(Dataset items)
□ □ □ □ □
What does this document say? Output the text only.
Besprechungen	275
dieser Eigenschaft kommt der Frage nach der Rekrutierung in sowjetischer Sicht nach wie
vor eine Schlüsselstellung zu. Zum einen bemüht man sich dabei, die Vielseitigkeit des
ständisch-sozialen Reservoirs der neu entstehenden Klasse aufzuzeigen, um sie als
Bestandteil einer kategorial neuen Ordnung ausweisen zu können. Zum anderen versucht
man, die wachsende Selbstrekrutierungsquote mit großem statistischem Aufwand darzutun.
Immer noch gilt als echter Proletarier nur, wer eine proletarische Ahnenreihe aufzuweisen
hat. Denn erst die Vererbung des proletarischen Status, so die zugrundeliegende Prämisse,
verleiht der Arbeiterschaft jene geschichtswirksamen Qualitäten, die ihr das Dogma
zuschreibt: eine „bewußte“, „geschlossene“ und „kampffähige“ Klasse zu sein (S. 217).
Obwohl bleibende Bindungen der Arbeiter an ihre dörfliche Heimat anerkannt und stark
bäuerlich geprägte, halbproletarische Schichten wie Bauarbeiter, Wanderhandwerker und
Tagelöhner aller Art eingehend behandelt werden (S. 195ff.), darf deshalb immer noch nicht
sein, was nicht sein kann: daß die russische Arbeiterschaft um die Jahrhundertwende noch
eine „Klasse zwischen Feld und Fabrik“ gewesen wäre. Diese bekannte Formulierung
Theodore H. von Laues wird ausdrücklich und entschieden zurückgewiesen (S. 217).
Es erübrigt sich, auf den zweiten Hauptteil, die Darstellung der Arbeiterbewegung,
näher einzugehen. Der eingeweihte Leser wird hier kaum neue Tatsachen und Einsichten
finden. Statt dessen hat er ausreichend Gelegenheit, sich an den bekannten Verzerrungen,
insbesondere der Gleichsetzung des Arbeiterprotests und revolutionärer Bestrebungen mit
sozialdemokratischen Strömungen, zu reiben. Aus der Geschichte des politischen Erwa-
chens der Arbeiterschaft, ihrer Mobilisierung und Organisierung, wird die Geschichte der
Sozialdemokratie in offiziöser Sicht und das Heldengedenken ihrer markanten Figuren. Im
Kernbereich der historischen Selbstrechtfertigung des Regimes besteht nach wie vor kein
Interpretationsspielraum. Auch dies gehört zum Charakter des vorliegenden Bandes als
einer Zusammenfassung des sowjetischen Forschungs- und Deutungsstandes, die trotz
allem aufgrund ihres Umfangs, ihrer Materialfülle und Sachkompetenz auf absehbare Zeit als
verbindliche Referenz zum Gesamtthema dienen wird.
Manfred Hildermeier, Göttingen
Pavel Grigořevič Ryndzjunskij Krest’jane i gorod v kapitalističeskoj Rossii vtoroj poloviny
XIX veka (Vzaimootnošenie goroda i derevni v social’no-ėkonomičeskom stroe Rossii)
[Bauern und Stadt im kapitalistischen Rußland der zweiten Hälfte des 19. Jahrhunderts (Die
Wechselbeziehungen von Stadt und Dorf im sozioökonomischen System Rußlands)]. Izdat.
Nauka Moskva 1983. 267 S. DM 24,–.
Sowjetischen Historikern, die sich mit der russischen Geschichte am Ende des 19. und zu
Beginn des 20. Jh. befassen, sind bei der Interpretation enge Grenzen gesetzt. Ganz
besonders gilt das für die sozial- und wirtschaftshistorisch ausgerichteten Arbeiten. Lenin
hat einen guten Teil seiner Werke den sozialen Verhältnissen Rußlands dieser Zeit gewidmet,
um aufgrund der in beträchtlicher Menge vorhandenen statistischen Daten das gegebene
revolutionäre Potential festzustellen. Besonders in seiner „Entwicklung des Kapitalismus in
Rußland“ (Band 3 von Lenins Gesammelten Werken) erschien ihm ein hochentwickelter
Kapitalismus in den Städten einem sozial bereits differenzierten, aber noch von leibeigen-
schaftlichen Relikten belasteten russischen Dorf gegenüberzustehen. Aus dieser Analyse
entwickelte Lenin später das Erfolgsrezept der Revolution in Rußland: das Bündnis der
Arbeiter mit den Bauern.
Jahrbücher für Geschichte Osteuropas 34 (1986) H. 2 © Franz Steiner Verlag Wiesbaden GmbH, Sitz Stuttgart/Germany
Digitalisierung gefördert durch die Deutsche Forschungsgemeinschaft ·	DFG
□ □ □ □ □
What to work on:
Using the entries above, please restate each one word for word.

Solution for this task:
What does this document say? Output the text only.
Besprechungen	275
dieser Eigenschaft kommt der Frage nach der Rekrutierung in sowjetischer Sicht nach wie
vor eine Schlüsselstellung zu. Zum einen bemüht man sich dabei, die Vielseitigkeit des
ständisch-sozialen Reservoirs der neu entstehenden Klasse aufzuzeigen, um sie als
Bestandteil einer kategorial neuen Ordnung ausweisen zu können. Zum anderen versucht
man, die wachsende Selbstrekrutierungsquote mit großem statistischem Aufwand darzutun.
Immer noch gilt als echter Proletarier nur, wer eine proletarische Ahnenreihe aufzuweisen
hat. Denn erst die Vererbung des proletarischen Status, so die zugrundeliegende Prämisse,
verleiht der Arbeiterschaft jene geschichtswirksamen Qualitäten, die ihr das Dogma
zuschreibt: eine „bewußte“, „geschlossene“ und „kampffähige“ Klasse zu sein (S. 217).
Obwohl bleibende Bindungen der Arbeiter an ihre dörfliche Heimat anerkannt und stark
bäuerlich geprägte, halbproletarische Schichten wie Bauarbeiter, Wanderhandwerker und
Tagelöhner aller Art eingehend behandelt werden (S. 195ff.), darf deshalb immer noch nicht
sein, was nicht sein kann: daß die russische Arbeiterschaft um die Jahrhundertwende noch
eine „Klasse zwischen Feld und Fabrik“ gewesen wäre. Diese bekannte Formulierung
Theodore H. von Laues wird ausdrücklich und entschieden zurückgewiesen (S. 217).
Es erübrigt sich, auf den zweiten Hauptteil, die Darstellung der Arbeiterbewegung,
näher einzugehen. Der eingeweihte Leser wird hier kaum neue Tatsachen und Einsichten
finden. Statt dessen hat er ausreichend Gelegenheit, sich an den bekannten Verzerrungen,
insbesondere der Gleichsetzung des Arbeiterprotests und revolutionärer Bestrebungen mit
sozialdemokratischen Strömungen, zu reiben. Aus der Geschichte des politischen Erwa-
chens der Arbeiterschaft, ihrer Mobilisierung und Organisierung, wird die Geschichte der
Sozialdemokratie in offiziöser Sicht und das Heldengedenken ihrer markanten Figuren. Im
Kernbereich der historischen Selbstrechtfertigung des Regimes besteht nach wie vor kein
Interpretationsspielraum. Auch dies gehört zum Charakter des vorliegenden Bandes als
einer Zusammenfassung des sowjetischen Forschungs- und Deutungsstandes, die trotz
allem aufgrund ihres Umfangs, ihrer Materialfülle und Sachkompetenz auf absehbare Zeit als
verbindliche Referenz zum Gesamtthema dienen wird.
Manfred Hildermeier, Göttingen
Pavel Grigořevič Ryndzjunskij Krest’jane i gorod v kapitalističeskoj Rossii vtoroj poloviny
XIX veka (Vzaimootnošenie goroda i derevni v social’no-ėkonomičeskom stroe Rossii)
[Bauern und Stadt im kapitalistischen Rußland der zweiten Hälfte des 19. Jahrhunderts (Die
Wechselbeziehungen von Stadt und Dorf im sozioökonomischen System Rußlands)]. Izdat.
Nauka Moskva 1983. 267 S. DM 24,–.
Sowjetischen Historikern, die sich mit der russischen Geschichte am Ende des 19. und zu
Beginn des 20. Jh. befassen, sind bei der Interpretation enge Grenzen gesetzt. Ganz
besonders gilt das für die sozial- und wirtschaftshistorisch ausgerichteten Arbeiten. Lenin
hat einen guten Teil seiner Werke den sozialen Verhältnissen Rußlands dieser Zeit gewidmet,
um aufgrund der in beträchtlicher Menge vorhandenen statistischen Daten das gegebene
revolutionäre Potential festzustellen. Besonders in seiner „Entwicklung des Kapitalismus in
Rußland“ (Band 3 von Lenins Gesammelten Werken) erschien ihm ein hochentwickelter
Kapitalismus in den Städten einem sozial bereits differenzierten, aber noch von leibeigen-
schaftlichen Relikten belasteten russischen Dorf gegenüberzustehen. Aus dieser Analyse
entwickelte Lenin später das Erfolgsrezept der Revolution in Rußland: das Bündnis der
Arbeiter mit den Bauern.
Jahrbücher für Geschichte Osteuropas 34 (1986) H. 2 © Franz Steiner Verlag Wiesbaden GmbH, Sitz Stuttgart/Germany
Digitalisierung gefördert durch die Deutsche Forschungsgemeinschaft ·	DFG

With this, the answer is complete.